- _Saved entries_
┄┄┄┄┄┄┄┄┄┄┄┄┄┄┄┄┄┄┄┄

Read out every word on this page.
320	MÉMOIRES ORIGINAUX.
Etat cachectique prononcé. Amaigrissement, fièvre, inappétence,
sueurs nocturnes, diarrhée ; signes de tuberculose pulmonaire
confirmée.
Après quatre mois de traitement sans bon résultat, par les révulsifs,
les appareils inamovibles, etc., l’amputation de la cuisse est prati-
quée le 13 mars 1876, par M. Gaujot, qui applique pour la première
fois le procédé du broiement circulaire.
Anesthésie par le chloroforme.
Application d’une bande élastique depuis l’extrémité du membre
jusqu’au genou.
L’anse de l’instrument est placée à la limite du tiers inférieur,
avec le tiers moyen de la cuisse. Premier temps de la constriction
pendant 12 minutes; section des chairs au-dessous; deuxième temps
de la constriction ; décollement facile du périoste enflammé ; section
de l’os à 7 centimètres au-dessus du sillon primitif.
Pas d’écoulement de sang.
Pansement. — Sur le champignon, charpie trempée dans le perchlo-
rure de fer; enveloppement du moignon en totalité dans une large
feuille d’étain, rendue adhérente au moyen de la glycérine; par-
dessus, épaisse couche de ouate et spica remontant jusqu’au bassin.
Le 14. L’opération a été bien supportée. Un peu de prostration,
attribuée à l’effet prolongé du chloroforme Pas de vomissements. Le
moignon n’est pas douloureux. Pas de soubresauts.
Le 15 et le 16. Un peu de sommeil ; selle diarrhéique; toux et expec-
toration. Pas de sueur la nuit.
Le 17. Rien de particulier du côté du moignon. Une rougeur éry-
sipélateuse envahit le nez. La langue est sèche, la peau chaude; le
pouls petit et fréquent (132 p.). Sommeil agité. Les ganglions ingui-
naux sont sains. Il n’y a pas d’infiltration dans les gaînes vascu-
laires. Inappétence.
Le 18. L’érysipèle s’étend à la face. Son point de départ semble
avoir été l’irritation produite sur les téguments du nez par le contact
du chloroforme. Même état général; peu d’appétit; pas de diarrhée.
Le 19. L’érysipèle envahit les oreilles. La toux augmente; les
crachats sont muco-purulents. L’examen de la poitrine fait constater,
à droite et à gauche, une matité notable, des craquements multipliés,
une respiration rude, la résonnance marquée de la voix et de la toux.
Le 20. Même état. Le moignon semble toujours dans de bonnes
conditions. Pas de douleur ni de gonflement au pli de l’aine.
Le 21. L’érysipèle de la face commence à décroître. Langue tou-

┄┄┄┄┄┄┄┄┄┄┄┄┄┄┄┄┄┄┄┄

- _SET EXERCISE_
Report each line in the preceding entries that holds the string "envahit".

- _EXERCISE RESULT_
sipélateuse envahit le nez. La langue est sèche, la peau chaude; le
Le 19. L’érysipèle envahit les oreilles. La toux augmente; les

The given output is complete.